===== Given records =====

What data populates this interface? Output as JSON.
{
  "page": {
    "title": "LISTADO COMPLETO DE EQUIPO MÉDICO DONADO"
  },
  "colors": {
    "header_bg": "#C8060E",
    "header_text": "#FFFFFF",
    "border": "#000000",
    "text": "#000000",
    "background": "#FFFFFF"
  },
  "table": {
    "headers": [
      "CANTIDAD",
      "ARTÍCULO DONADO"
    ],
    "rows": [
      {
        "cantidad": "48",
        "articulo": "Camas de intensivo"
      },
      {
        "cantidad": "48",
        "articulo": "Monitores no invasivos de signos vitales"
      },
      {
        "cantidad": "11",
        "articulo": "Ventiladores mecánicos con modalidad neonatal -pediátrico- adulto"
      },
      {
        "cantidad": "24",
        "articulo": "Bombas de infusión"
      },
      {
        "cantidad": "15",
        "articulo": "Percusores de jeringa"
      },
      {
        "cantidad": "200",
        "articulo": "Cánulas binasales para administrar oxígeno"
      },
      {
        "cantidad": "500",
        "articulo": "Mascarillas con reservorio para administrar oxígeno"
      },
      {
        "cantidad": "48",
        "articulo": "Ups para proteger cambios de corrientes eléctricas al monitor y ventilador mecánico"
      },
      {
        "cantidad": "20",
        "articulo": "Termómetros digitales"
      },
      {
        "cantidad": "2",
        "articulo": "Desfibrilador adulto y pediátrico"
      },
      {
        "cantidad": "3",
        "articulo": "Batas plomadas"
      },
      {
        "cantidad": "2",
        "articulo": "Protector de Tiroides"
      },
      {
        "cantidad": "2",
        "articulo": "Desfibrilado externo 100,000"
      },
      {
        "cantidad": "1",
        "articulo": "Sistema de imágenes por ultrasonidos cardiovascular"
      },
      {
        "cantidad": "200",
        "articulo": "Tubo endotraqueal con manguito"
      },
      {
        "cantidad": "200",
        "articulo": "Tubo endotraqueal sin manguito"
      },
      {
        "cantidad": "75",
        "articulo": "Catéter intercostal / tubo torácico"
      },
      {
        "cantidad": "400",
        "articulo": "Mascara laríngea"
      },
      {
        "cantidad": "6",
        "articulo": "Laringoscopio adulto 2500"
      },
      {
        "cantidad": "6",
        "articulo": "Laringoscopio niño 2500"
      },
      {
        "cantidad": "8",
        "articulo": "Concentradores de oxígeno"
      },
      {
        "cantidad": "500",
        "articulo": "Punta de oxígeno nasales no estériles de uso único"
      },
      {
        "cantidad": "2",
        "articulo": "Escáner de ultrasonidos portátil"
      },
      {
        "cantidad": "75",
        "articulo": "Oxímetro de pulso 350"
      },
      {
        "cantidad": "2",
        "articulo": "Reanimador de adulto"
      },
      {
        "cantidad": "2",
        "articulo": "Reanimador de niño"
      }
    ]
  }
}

=====

Your answer should be a single number: the count of lines in the entries that hold the string "adulto".

4